#### Do this
Answer with the number of lines in the listing below that contain the word "JSON", and nothing else.

* * *

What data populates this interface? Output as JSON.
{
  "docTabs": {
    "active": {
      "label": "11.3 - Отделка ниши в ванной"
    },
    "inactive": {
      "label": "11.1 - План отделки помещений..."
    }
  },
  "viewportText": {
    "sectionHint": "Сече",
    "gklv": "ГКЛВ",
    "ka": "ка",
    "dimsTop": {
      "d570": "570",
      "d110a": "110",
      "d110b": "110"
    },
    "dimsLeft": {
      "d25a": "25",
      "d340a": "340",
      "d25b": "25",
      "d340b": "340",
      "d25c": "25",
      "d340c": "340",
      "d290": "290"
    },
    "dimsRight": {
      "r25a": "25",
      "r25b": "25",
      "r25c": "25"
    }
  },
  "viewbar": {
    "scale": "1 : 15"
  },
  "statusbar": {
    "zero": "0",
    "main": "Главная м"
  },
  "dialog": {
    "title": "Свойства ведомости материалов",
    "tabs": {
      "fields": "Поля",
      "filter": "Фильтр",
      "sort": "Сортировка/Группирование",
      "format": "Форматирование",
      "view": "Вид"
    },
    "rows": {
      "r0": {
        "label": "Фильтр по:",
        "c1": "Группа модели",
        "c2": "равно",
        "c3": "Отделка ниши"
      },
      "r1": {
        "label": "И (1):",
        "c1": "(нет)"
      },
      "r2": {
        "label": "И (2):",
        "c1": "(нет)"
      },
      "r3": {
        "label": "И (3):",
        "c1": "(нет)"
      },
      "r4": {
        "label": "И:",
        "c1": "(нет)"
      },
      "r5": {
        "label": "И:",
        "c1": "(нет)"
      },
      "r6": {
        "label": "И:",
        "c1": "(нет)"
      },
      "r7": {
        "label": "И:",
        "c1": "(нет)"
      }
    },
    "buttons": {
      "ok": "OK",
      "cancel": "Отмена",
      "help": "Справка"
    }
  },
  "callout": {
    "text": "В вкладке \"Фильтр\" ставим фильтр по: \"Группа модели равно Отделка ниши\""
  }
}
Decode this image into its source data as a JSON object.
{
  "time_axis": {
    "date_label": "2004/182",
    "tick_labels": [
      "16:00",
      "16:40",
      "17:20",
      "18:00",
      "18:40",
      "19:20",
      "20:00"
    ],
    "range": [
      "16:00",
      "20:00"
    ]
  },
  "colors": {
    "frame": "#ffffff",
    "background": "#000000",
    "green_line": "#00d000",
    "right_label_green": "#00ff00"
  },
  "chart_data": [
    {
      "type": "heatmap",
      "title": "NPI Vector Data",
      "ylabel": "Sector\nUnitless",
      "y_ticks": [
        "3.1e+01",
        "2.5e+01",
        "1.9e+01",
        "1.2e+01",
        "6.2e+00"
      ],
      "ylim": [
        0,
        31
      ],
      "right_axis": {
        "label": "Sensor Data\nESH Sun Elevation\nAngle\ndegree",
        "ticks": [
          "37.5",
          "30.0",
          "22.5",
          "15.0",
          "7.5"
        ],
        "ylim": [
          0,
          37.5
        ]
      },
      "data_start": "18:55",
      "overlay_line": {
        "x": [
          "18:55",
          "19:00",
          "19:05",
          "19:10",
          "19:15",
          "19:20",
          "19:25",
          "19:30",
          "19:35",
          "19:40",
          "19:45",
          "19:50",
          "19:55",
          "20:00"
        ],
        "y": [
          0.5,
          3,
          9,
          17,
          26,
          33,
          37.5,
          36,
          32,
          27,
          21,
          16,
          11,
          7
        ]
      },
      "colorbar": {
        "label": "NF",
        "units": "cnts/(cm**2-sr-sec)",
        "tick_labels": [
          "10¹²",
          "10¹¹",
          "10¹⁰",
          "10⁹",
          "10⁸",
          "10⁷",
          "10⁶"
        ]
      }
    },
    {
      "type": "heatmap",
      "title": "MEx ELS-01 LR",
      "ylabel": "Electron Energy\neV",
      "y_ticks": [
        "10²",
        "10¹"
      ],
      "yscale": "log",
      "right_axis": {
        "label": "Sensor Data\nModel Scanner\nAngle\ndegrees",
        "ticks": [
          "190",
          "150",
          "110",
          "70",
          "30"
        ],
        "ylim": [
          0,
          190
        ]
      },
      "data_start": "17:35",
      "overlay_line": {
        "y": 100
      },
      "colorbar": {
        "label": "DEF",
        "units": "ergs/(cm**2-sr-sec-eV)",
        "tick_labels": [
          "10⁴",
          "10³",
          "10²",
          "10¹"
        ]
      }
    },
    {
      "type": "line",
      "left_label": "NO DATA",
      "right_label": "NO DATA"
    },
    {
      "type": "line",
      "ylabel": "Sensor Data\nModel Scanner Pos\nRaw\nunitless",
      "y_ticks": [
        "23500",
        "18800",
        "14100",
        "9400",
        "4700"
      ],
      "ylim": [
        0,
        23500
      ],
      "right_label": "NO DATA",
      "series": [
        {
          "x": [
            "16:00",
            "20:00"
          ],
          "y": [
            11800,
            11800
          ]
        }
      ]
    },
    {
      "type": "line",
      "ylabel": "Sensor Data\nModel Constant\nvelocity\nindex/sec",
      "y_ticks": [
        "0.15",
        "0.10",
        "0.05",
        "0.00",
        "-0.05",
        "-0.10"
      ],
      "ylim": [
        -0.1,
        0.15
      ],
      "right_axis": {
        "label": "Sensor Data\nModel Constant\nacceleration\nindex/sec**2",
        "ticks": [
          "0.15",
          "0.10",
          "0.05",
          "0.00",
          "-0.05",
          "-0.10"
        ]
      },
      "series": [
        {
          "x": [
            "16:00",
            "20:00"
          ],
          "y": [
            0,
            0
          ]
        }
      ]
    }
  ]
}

* * *

#### Answer to this exercise
2